● TEXT SEGMENT:
'''

Circadian rhythms (the sleep-wake cycle)-relate to physiological and behavioural cycles with a periodicity of approximately 24 h, and are generated by an endogenous biological clock, called the suprachiasmatic nucleus (SCN). In synchrony with the solar time, the circadian system dictates the 24 h rhythmicity in rest-activity behaviour, feeding, body temperature, hormonal levels and many other biological processes of the organism. Any disruption of this system can, therefore, negatively affect sleep quality, alertness, cognitive performance, motor control, mental health and body metabolism. As we age, sleep disorders become more common, and even in healthy older adults the circadian rhythms may change and challenge the individual in his or her daily functioning. Circadian rhythm dysfunction is often observed in patients with Alzheimer disease and other dementias, in whom it has a major impact on quality of life and represents one of the most important factors leading to institutionalization of those suffering from dementia. Based on these facts, this presentation will focus on the conception of sleep in older adults, as expressed in facts and commonly used metaphors.

 

Margery Vibe Skagen (University of Bergen)

Rêverie and Late Writing

This paper presents one particular strain of inquiry within the research project Historicizing the ageing self: Literature, Medicine, Psychology, Law. It focuses on rêverie as a historically changing psychological concept, as well as on the late kinds of self-writing it has been associated with by French authors including Montaigne, Rousseau and Baudelaire. The aim is to present some elements of a possible late life genre modelled on reverie – introspective, non-linear, at once concentrated and peregrinating, open ended and accumulative – a genre which does not pertain exclusively to the Kingdom of the old, but might also speak the language of the young.

 

Svein Atle Skålevåg (University of Bergen)

Is there an Expiry Date on Responsibility?

'''

● DATA SECTION:
'''

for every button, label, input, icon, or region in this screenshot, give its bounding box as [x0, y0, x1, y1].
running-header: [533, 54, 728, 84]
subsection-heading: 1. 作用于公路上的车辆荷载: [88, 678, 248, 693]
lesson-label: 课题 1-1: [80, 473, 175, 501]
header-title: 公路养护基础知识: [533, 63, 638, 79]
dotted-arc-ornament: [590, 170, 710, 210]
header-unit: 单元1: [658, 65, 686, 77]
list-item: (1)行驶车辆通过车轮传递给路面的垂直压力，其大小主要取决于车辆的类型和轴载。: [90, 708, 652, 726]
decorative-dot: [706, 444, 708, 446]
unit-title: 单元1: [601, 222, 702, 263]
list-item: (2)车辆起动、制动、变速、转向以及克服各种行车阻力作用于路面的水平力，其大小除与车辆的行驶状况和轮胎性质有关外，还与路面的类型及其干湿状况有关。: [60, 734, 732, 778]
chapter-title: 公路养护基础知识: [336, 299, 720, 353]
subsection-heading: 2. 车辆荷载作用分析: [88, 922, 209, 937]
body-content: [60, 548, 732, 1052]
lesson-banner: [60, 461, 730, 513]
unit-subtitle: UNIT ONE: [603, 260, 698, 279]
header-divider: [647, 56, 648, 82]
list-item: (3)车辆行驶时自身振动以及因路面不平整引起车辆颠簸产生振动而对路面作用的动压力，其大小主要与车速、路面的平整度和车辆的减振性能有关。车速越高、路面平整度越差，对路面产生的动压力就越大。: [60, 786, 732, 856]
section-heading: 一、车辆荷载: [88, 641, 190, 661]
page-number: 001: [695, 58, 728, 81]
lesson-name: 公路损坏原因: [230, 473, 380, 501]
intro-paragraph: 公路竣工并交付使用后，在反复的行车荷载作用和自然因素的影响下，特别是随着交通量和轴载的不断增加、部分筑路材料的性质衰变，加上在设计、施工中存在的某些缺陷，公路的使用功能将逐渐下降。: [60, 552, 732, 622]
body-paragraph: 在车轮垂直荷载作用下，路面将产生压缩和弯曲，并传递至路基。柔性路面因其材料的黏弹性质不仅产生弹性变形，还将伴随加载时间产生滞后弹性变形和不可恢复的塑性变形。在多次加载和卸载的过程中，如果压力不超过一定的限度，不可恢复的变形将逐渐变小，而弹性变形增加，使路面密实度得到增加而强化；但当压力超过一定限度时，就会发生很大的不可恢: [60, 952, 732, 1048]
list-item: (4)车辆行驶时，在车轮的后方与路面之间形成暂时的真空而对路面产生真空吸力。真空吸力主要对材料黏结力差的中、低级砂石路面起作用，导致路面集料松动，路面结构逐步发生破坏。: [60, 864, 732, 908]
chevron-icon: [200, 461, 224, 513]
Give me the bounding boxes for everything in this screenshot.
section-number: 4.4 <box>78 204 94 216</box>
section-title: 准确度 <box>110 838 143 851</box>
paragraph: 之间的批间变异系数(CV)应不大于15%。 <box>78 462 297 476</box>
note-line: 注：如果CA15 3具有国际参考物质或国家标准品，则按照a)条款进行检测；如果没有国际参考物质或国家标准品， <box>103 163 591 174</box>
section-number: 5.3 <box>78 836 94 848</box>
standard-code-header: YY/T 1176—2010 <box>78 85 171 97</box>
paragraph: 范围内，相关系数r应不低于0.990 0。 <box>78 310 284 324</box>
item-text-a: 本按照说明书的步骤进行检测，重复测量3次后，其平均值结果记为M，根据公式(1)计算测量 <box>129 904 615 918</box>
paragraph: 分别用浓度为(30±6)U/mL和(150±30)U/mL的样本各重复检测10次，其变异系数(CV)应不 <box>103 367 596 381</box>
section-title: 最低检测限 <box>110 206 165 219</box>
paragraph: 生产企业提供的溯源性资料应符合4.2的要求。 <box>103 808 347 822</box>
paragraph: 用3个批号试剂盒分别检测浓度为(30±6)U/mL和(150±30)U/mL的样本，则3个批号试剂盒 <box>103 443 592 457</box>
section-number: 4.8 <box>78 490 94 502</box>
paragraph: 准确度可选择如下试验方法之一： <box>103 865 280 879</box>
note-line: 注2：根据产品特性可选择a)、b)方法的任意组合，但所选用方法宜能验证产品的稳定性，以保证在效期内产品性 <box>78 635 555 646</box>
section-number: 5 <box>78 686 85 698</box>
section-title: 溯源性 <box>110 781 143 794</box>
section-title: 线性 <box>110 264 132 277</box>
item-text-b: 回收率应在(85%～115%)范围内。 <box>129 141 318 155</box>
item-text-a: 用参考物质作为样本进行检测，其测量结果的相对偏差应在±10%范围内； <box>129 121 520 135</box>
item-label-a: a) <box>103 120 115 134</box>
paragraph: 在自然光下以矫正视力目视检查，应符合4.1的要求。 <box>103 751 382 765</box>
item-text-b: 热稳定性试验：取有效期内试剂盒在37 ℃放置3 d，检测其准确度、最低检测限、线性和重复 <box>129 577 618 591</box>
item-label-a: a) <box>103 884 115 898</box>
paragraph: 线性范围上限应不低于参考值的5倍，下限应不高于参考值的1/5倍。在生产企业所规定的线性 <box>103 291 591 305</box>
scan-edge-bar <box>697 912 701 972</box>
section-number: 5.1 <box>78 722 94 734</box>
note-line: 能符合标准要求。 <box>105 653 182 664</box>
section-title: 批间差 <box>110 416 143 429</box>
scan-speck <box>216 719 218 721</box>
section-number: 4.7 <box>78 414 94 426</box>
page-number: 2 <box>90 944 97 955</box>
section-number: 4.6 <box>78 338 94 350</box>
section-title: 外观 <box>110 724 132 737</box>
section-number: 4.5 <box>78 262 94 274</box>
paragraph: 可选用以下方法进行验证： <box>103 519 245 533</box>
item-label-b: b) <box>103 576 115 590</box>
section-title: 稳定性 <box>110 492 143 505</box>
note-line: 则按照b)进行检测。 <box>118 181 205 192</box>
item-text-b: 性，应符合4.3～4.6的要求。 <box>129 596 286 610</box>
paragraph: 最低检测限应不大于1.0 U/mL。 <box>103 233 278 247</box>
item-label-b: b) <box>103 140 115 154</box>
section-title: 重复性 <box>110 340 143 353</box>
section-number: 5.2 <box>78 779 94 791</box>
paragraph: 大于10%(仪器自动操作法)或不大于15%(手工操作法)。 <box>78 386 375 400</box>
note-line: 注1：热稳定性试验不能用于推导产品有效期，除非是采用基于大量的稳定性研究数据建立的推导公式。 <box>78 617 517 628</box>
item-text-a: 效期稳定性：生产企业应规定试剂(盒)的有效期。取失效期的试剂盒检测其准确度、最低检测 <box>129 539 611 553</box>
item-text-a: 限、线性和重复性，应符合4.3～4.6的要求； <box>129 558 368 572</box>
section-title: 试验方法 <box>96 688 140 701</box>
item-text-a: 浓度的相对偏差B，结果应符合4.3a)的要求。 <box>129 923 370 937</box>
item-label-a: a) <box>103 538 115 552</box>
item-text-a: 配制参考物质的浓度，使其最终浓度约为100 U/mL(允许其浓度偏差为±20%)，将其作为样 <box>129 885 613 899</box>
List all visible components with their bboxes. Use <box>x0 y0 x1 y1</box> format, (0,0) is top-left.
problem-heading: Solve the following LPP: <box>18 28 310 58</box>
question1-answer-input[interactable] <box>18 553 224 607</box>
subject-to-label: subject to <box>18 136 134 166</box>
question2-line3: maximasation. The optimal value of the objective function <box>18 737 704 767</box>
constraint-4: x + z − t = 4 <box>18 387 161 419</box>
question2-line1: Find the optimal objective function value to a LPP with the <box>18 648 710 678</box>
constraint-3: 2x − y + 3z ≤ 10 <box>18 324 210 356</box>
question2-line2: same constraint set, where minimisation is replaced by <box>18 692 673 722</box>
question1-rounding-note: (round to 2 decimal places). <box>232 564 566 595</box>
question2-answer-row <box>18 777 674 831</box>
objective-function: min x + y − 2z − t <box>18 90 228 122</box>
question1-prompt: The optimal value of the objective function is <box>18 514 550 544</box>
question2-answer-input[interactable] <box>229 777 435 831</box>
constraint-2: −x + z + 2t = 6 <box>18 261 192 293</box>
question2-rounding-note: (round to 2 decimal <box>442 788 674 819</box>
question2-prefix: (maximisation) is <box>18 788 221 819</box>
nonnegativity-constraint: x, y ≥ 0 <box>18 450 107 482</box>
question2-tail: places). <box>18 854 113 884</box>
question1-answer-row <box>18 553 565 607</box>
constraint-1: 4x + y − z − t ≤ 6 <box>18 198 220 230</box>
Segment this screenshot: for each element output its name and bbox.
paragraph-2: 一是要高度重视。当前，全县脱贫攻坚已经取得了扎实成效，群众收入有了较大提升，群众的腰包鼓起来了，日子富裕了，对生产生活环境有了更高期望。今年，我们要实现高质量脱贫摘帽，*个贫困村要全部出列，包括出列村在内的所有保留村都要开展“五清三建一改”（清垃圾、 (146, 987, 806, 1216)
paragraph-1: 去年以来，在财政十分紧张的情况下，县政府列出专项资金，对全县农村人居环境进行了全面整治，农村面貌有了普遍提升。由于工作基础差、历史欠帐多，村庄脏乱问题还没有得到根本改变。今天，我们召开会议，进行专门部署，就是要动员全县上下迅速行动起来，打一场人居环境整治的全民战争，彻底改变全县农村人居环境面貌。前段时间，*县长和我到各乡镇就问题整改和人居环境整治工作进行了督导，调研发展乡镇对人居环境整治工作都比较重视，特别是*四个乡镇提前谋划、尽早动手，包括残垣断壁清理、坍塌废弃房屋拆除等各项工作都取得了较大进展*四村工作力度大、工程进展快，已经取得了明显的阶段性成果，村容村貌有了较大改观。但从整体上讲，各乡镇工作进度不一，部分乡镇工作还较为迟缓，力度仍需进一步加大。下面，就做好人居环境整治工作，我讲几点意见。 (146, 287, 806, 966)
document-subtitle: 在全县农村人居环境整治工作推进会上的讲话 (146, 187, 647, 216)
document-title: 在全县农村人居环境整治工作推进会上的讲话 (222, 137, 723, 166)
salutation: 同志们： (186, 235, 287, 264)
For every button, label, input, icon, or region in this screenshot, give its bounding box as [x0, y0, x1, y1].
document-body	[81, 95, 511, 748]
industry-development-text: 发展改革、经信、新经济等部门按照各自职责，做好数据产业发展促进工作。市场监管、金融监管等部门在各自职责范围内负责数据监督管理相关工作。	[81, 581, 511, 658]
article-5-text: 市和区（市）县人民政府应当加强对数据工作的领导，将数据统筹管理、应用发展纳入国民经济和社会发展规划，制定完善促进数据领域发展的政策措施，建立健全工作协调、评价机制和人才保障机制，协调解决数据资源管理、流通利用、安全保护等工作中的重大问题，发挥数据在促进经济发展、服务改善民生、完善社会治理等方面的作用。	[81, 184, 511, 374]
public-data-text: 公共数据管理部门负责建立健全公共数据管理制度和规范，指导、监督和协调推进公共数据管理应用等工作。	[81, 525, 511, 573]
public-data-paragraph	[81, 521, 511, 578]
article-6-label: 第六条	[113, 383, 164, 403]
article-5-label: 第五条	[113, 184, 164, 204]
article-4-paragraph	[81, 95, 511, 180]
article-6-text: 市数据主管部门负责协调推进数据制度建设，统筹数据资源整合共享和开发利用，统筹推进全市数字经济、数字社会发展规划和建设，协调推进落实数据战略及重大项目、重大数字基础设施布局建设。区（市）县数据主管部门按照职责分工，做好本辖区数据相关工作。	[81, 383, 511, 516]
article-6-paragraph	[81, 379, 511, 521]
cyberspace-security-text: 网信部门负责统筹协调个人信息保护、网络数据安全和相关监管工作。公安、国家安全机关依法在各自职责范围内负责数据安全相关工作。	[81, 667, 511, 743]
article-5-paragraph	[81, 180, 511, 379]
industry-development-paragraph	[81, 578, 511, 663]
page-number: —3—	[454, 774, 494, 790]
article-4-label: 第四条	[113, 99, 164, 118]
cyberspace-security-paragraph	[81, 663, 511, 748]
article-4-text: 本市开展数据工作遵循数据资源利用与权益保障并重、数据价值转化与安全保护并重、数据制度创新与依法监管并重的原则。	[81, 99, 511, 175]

'''

● DIRECTIONS:
[a] According to the abstracts, what is the endogenous biological clock that generates circadian rhythms called?
[b] From the abstracts, return the passage from "Margery Vibe Skagen" up to and including "Skålevåg (University of Bergen)", copied word for word.
[c] List every French author the abstracts name in connection with rêverie and late self-writing.

● ANSWER LIST:
[a] The suprachiasmatic nucleus (SCN).

[b]
Margery Vibe Skagen (University of Bergen)

Rêverie and Late Writing

This paper presents one particular strain of inquiry within the research project Historicizing the ageing self: Literature, Medicine, Psychology, Law. It focuses on rêverie as a historically changing psychological concept, as well as on the late kinds of self-writing it has been associated with by French authors including Montaigne, Rousseau and Baudelaire. The aim is to present some elements of a possible late life genre modelled on reverie – introspective, non-linear, at once concentrated and peregrinating, open ended and accumulative – a genre which does not pertain exclusively to the Kingdom of the old, but might also speak the language of the young.

 

Svein Atle Skålevåg (University of Bergen)

[c] Montaigne, Rousseau, Baudelaire